● TO DO: Find the lines below that contain the string "Pezinku". Copy each one.

● LISTED RECORDS:
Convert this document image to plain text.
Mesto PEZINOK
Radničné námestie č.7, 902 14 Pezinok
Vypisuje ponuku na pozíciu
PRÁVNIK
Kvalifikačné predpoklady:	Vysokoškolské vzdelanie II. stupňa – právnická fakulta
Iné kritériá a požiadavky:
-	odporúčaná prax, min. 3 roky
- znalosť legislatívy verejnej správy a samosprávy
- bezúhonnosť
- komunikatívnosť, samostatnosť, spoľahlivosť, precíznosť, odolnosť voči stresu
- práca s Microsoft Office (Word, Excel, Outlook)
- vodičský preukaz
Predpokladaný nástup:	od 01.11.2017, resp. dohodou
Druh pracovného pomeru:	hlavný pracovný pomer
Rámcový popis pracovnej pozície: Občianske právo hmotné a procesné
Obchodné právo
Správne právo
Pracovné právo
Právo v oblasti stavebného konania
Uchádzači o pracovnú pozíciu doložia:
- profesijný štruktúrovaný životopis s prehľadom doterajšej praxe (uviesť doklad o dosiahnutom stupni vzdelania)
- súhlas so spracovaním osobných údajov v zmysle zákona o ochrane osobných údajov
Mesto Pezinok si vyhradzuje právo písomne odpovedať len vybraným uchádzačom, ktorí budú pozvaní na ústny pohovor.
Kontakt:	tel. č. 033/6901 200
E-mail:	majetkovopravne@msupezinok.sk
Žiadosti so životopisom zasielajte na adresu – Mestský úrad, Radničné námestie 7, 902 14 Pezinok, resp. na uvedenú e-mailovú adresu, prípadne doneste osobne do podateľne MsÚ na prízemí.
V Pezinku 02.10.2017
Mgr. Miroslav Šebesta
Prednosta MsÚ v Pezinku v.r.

● FULL ANSWER:
V Pezinku 02.10.2017
Prednosta MsÚ v Pezinku v.r.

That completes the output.